[Element location data]

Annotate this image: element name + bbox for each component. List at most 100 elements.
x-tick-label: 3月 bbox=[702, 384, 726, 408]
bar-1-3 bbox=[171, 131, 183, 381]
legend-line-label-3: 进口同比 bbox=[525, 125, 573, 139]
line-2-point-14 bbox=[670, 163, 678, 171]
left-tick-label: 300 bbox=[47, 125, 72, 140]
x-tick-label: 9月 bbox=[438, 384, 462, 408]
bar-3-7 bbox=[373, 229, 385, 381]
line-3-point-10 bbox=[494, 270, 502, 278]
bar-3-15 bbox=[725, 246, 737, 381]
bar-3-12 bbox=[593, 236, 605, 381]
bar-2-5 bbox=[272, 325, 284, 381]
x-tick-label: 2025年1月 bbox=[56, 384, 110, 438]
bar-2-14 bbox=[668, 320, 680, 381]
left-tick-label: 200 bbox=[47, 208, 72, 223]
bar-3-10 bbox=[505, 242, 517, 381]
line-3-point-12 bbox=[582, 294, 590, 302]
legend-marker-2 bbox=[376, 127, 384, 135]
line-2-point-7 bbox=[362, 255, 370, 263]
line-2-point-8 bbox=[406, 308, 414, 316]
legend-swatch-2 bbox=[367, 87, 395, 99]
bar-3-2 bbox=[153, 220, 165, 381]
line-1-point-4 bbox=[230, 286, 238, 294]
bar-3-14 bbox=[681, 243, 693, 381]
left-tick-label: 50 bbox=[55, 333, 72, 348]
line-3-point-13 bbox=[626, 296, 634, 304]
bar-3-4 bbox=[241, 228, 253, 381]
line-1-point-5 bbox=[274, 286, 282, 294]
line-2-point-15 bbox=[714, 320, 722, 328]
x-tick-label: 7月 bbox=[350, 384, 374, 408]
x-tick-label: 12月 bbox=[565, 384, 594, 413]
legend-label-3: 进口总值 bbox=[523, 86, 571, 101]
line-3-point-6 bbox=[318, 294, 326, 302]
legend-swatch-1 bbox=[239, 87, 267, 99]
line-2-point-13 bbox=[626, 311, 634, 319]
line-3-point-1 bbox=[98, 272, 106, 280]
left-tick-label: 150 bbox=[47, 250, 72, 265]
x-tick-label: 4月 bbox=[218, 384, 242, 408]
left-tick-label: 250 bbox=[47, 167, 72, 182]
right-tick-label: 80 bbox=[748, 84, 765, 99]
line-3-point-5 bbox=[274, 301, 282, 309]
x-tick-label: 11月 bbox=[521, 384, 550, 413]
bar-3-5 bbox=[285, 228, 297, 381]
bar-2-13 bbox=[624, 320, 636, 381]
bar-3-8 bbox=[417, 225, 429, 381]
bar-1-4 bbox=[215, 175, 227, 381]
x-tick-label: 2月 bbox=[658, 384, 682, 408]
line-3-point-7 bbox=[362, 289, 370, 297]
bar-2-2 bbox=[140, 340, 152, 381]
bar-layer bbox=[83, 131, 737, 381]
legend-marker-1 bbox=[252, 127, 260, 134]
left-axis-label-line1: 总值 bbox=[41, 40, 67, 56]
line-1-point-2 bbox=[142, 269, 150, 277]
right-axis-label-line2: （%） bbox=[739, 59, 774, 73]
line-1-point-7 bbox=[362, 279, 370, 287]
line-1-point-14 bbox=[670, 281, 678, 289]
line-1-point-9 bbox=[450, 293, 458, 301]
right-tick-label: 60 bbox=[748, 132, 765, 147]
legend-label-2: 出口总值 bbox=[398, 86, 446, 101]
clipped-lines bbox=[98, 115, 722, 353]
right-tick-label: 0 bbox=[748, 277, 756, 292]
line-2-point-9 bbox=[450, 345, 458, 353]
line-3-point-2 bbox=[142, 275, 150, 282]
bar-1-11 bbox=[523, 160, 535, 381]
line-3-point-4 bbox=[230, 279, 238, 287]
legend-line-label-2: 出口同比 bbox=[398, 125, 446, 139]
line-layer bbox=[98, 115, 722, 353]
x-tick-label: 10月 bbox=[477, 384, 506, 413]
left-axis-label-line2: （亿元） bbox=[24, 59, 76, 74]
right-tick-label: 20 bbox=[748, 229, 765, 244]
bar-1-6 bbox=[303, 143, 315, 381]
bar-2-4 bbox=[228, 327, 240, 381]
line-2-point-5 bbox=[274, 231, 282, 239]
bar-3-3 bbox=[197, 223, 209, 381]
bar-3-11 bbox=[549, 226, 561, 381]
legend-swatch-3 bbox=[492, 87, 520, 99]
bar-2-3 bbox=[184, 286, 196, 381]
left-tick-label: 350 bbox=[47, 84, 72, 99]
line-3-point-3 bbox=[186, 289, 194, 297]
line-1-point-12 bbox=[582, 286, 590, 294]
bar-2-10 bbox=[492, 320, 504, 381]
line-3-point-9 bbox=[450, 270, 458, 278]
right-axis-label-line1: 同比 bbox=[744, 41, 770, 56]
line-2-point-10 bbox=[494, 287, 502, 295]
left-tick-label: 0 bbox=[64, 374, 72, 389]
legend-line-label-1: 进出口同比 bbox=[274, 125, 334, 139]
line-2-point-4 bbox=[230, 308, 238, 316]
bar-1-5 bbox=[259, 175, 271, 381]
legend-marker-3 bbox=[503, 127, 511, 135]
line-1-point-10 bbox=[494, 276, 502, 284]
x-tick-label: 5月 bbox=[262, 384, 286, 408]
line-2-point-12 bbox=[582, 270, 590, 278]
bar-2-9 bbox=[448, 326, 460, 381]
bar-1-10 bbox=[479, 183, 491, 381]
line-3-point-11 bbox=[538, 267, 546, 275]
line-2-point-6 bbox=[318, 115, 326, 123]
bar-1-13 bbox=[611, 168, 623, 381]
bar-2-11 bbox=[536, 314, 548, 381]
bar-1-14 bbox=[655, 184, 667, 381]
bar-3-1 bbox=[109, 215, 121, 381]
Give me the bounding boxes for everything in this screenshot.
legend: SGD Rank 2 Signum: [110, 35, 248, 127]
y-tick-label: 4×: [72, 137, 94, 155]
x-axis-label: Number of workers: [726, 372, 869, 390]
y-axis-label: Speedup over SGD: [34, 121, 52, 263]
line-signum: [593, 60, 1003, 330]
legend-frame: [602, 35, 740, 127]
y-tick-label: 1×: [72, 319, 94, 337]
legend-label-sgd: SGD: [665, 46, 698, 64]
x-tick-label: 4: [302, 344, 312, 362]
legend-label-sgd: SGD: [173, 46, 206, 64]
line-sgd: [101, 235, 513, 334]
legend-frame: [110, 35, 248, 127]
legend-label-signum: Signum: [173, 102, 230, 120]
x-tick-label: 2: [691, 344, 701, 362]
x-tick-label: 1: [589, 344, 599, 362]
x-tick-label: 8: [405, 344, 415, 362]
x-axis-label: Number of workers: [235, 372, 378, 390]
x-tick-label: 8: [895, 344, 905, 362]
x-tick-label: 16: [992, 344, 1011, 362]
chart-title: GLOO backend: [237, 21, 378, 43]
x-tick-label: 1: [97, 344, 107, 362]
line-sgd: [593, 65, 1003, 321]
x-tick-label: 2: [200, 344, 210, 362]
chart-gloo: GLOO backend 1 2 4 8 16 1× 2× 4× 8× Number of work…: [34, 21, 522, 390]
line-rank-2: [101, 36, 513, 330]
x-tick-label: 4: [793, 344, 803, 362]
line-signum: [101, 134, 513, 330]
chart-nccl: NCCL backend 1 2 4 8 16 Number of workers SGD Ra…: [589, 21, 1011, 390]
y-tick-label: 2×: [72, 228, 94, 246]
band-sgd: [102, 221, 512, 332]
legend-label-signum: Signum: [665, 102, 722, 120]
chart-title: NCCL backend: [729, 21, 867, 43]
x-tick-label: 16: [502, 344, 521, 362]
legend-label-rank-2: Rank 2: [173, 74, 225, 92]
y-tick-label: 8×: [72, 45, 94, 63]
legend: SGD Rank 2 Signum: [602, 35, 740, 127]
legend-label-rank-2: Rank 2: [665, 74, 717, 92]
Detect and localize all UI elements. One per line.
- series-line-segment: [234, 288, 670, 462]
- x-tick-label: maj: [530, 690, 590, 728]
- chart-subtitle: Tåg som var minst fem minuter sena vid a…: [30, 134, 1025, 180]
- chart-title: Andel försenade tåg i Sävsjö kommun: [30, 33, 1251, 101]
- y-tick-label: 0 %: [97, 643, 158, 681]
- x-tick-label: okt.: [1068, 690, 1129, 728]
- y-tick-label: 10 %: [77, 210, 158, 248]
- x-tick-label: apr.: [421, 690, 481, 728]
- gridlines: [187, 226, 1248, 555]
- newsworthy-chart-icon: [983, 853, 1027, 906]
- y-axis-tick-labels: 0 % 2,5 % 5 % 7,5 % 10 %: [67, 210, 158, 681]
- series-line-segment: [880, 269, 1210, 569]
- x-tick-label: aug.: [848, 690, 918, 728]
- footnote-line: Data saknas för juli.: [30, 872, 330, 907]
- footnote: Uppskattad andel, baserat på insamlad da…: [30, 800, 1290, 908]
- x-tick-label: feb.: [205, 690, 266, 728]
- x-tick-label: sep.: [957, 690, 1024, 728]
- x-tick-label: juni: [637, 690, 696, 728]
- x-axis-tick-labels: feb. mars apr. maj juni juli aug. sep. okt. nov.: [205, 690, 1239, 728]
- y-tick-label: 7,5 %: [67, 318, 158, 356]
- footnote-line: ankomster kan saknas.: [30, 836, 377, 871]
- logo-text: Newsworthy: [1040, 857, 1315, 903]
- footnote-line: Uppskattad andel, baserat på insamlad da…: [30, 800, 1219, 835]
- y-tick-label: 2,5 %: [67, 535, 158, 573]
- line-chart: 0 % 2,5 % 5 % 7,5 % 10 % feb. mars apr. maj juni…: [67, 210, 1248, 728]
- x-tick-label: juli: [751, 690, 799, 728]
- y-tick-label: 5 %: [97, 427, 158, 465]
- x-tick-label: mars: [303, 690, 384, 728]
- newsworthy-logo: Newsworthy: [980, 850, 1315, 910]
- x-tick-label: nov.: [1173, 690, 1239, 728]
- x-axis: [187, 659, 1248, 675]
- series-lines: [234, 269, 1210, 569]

DIRECTIONS FOR THIS TASK
Lay out the rows from the start through the line containing "line-2-point-7 bbox=[362, 255, 370, 263]" as a Markdown table with the columns Number and Row, giving each line its number and skipping any blank lines.

REPLY
| Number | Row |
|---|---|
| 1 | Annotate this image: element name + bbox for each component. List at most 100 elements. |
| 2 | x-tick-label: 3月 bbox=[702, 384, 726, 408] |
| 3 | bar-1-3 bbox=[171, 131, 183, 381] |
| 4 | legend-line-label-3: 进口同比 bbox=[525, 125, 573, 139] |
| 5 | line-2-point-14 bbox=[670, 163, 678, 171] |
| 6 | left-tick-label: 300 bbox=[47, 125, 72, 140] |
| 7 | x-tick-label: 9月 bbox=[438, 384, 462, 408] |
| 8 | bar-3-7 bbox=[373, 229, 385, 381] |
| 9 | line-3-point-10 bbox=[494, 270, 502, 278] |
| 10 | bar-3-15 bbox=[725, 246, 737, 381] |
| 11 | bar-3-12 bbox=[593, 236, 605, 381] |
| 12 | bar-2-5 bbox=[272, 325, 284, 381] |
| 13 | x-tick-label: 2025年1月 bbox=[56, 384, 110, 438] |
| 14 | bar-2-14 bbox=[668, 320, 680, 381] |
| 15 | left-tick-label: 200 bbox=[47, 208, 72, 223] |
| 16 | bar-3-10 bbox=[505, 242, 517, 381] |
| 17 | line-3-point-12 bbox=[582, 294, 590, 302] |
| 18 | legend-marker-2 bbox=[376, 127, 384, 135] |
| 19 | line-2-point-7 bbox=[362, 255, 370, 263] |